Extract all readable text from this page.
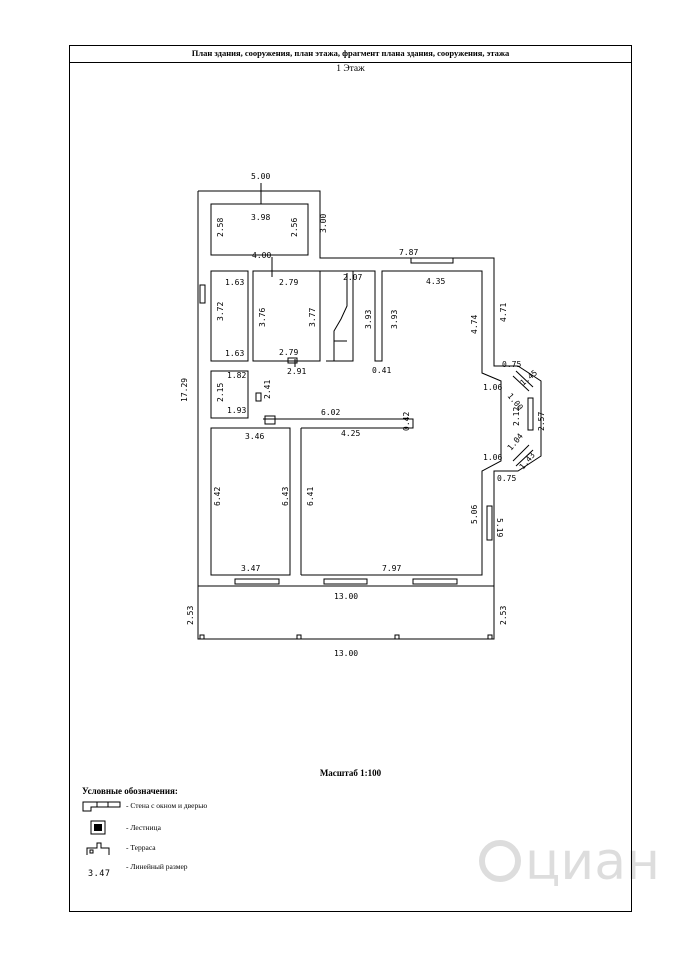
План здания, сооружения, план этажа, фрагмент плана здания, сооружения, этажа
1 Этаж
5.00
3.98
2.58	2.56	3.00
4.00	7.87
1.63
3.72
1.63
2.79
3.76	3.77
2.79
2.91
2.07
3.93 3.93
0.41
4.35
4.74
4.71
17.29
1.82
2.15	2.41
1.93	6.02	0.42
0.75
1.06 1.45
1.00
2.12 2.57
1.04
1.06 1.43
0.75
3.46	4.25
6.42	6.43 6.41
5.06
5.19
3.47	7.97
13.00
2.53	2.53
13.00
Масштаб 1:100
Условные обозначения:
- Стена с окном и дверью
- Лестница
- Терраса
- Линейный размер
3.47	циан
__________
Keep every word of the data as it is when you write it out, but drop the pictures.

Extract all readable text from this page.
План здания, сооружения, план этажа, фрагмент плана здания, сооружения, этажа
1 Этаж
5.00
3.98
2.58	2.56	3.00
4.00	7.87
1.63
3.72
1.63
2.79
3.76	3.77
2.79
2.91
2.07
3.93 3.93
0.41
4.35
4.74
4.71
17.29
1.82
2.15	2.41
1.93	6.02	0.42
0.75
1.06 1.45
1.00
2.12 2.57
1.04
1.06 1.43
0.75
3.46	4.25
6.42	6.43 6.41
5.06
5.19
3.47	7.97
13.00
2.53	2.53
13.00
Масштаб 1:100
Условные обозначения:
- Стена с окном и дверью
- Лестница
- Терраса
- Линейный размер
3.47	циан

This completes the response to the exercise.